→ The exercise
Copy every line in the records below that contains the word "based".
- - - - - - -
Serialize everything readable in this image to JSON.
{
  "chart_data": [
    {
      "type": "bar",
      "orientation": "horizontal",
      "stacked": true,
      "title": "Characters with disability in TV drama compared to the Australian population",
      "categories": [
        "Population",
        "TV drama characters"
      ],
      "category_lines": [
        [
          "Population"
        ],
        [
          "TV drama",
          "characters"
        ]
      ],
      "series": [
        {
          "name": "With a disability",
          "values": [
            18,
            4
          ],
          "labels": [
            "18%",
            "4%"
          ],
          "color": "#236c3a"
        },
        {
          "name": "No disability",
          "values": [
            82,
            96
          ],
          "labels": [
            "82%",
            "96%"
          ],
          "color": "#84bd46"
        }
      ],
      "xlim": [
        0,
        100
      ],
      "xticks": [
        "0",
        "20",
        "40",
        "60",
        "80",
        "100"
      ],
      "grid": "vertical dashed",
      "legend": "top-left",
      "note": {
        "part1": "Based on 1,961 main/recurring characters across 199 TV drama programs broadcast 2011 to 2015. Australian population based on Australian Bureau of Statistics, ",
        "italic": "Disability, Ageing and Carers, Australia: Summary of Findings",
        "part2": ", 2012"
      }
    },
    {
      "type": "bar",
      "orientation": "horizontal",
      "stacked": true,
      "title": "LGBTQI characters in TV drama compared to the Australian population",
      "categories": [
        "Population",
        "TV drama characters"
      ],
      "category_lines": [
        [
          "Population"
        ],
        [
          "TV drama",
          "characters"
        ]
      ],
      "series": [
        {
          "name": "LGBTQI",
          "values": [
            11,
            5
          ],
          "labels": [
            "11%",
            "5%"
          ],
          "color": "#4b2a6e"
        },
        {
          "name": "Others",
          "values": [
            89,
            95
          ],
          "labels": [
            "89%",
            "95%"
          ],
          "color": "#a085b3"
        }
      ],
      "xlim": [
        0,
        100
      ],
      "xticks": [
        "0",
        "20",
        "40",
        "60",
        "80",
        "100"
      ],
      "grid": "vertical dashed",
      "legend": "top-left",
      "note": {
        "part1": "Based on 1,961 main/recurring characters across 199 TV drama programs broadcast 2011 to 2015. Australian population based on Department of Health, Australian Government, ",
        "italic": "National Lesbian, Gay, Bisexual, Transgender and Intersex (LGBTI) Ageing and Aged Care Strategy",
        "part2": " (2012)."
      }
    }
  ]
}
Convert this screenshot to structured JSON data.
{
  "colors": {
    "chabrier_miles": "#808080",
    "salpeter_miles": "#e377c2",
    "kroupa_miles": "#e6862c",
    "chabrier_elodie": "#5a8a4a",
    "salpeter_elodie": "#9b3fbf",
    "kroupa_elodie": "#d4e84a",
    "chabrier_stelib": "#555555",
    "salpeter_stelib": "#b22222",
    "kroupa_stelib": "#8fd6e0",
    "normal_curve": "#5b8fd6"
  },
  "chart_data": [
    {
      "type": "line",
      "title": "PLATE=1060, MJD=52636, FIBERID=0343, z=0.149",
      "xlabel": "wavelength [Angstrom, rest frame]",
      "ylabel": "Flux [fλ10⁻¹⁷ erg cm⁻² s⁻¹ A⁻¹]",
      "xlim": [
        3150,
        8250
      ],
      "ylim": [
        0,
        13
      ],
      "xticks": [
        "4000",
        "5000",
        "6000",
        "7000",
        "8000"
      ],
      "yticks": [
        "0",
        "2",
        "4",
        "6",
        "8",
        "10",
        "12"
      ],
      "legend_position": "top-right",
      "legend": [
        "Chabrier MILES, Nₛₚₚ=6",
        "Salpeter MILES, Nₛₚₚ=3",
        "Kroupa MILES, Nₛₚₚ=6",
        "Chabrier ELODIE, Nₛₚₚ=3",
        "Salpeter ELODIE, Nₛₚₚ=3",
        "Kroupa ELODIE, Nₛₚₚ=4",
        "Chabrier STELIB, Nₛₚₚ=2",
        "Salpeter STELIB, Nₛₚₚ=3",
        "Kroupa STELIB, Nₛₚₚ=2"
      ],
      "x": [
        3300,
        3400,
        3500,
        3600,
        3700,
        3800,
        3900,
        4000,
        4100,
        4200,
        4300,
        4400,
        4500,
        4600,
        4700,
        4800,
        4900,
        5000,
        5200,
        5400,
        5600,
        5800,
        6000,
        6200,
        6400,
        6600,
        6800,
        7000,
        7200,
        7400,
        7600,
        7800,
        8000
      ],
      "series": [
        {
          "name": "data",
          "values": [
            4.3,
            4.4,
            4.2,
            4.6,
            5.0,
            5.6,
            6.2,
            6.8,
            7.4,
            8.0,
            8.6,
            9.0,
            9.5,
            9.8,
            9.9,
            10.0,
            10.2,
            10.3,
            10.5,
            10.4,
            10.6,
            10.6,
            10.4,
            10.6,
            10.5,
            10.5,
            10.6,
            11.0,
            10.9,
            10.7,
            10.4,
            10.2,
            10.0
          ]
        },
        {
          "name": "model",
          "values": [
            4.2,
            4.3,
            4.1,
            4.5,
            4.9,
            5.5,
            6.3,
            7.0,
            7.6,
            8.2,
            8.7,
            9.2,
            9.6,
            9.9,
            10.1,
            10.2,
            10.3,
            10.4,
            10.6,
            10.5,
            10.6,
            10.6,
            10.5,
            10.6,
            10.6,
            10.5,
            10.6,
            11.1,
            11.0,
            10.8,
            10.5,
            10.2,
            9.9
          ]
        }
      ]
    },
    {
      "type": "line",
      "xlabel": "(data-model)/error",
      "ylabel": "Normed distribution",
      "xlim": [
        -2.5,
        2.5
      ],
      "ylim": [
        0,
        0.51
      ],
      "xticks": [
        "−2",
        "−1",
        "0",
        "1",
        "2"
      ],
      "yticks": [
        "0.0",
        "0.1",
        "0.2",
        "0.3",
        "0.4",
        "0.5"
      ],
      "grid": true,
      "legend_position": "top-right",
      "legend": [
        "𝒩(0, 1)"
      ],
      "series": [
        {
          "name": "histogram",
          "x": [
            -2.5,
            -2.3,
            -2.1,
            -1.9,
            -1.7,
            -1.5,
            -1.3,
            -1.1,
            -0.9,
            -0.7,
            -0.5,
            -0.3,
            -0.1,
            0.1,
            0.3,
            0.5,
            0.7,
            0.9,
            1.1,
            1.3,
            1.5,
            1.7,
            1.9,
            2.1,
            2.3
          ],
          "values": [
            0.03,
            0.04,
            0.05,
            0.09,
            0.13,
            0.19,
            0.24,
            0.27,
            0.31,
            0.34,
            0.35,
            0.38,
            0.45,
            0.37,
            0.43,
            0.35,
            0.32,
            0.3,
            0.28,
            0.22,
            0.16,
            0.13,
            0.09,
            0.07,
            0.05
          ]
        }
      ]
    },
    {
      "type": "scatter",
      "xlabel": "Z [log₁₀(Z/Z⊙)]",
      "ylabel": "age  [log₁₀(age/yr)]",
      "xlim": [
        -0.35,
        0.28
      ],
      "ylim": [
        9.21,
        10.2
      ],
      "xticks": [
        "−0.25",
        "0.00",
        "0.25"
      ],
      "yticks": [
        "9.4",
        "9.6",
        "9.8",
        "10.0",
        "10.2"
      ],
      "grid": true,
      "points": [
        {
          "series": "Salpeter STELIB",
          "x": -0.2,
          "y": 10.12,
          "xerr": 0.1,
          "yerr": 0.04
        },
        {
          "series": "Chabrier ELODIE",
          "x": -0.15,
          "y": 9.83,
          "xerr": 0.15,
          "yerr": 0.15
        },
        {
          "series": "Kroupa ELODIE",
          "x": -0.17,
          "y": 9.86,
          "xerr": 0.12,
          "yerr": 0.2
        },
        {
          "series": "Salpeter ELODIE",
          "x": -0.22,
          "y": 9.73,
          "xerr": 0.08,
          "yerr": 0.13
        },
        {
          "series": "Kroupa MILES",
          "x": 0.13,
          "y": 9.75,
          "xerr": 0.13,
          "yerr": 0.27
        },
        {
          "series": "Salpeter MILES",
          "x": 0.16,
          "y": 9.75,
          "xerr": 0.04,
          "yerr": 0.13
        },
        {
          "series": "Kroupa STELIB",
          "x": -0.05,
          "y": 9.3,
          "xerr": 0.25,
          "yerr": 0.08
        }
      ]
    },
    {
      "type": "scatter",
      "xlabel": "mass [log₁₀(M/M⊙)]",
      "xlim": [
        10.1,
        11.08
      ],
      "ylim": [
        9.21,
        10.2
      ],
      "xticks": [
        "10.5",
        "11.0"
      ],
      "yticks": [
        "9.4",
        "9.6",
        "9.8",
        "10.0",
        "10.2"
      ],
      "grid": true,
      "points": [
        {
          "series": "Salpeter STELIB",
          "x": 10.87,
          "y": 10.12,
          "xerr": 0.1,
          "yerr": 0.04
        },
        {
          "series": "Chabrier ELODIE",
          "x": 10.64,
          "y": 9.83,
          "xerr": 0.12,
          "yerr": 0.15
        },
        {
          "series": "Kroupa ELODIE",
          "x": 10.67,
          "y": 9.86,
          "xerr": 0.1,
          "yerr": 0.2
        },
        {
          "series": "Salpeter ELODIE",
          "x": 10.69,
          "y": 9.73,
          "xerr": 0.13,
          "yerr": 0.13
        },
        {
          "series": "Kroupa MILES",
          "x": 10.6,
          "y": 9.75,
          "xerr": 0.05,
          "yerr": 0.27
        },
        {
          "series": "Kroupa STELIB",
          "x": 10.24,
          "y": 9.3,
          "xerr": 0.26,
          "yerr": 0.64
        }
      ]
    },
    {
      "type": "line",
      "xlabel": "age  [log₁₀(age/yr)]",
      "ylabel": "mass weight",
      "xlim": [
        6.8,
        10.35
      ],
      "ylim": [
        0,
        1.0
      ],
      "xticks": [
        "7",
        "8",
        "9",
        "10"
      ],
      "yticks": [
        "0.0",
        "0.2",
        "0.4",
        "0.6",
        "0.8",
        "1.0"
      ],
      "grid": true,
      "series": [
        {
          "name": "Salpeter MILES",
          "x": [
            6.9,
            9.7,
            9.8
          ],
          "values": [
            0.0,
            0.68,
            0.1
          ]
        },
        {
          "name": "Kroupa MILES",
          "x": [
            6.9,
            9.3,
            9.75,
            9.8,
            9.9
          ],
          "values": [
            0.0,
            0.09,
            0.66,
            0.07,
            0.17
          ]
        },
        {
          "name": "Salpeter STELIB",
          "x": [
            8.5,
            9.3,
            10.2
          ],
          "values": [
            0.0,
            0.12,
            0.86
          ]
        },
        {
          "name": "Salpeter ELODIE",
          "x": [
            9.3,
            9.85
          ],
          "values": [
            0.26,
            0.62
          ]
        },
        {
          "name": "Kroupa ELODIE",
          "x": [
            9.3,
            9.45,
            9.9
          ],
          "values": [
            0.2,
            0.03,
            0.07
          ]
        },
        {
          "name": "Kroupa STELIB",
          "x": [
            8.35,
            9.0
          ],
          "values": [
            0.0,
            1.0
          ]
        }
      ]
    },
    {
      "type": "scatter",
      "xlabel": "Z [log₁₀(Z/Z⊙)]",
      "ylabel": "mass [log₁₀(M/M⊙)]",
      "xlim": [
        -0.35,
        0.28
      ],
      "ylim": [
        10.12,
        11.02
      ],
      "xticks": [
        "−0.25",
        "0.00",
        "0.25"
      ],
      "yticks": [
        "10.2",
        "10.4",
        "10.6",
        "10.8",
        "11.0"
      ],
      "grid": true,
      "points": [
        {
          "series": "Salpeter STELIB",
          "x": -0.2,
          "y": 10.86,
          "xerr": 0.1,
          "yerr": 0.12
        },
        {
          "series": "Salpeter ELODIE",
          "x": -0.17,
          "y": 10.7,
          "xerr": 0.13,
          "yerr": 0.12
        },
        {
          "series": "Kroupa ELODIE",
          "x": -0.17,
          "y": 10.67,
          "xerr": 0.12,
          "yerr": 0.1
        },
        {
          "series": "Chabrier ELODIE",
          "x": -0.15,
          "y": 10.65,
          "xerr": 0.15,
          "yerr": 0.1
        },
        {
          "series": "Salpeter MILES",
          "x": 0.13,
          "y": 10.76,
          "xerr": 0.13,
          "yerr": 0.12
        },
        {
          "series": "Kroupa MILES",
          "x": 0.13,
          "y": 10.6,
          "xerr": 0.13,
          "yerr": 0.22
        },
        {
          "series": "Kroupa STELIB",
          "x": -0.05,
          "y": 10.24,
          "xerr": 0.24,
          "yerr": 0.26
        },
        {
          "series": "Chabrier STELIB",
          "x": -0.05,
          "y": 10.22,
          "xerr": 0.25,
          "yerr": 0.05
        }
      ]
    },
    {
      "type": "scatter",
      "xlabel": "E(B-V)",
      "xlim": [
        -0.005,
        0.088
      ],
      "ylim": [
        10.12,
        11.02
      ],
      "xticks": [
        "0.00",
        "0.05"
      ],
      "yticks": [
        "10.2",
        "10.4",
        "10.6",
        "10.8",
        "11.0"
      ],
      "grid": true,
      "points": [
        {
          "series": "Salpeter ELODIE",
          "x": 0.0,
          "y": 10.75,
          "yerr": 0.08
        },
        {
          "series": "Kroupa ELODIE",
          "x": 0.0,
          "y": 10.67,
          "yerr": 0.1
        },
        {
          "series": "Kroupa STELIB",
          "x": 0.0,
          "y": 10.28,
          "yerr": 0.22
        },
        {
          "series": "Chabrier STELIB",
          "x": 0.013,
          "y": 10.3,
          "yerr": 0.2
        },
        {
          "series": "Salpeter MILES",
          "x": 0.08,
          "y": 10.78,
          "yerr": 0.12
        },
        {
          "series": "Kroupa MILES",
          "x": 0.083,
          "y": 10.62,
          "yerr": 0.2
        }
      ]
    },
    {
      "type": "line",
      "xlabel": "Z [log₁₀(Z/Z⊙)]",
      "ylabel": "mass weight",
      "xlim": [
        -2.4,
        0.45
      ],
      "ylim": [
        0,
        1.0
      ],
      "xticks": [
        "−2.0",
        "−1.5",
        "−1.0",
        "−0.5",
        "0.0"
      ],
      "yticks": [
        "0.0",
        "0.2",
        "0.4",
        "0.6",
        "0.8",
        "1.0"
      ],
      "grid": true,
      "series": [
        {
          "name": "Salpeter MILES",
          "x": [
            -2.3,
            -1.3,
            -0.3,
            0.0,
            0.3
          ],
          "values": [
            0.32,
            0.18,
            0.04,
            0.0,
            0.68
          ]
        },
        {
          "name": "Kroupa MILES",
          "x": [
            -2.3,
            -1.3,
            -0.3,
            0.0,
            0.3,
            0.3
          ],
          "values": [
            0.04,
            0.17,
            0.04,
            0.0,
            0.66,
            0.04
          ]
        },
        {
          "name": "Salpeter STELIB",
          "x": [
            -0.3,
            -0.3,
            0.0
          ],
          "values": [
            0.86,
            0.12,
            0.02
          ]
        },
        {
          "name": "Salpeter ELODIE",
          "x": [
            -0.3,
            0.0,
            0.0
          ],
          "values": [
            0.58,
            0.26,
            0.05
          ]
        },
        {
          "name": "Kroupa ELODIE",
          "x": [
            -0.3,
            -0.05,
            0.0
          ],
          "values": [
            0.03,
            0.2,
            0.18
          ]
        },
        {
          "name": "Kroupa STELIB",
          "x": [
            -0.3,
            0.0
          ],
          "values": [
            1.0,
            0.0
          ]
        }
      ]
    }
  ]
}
- - - - - - -
→ Full response
        "part1": "Based on 1,961 main/recurring characters across 199 TV drama programs broadcast 2011 to 2015. Australian population based on Australian Bureau of Statistics, ",
        "part1": "Based on 1,961 main/recurring characters across 199 TV drama programs broadcast 2011 to 2015. Australian population based on Department of Health, Australian Government, ",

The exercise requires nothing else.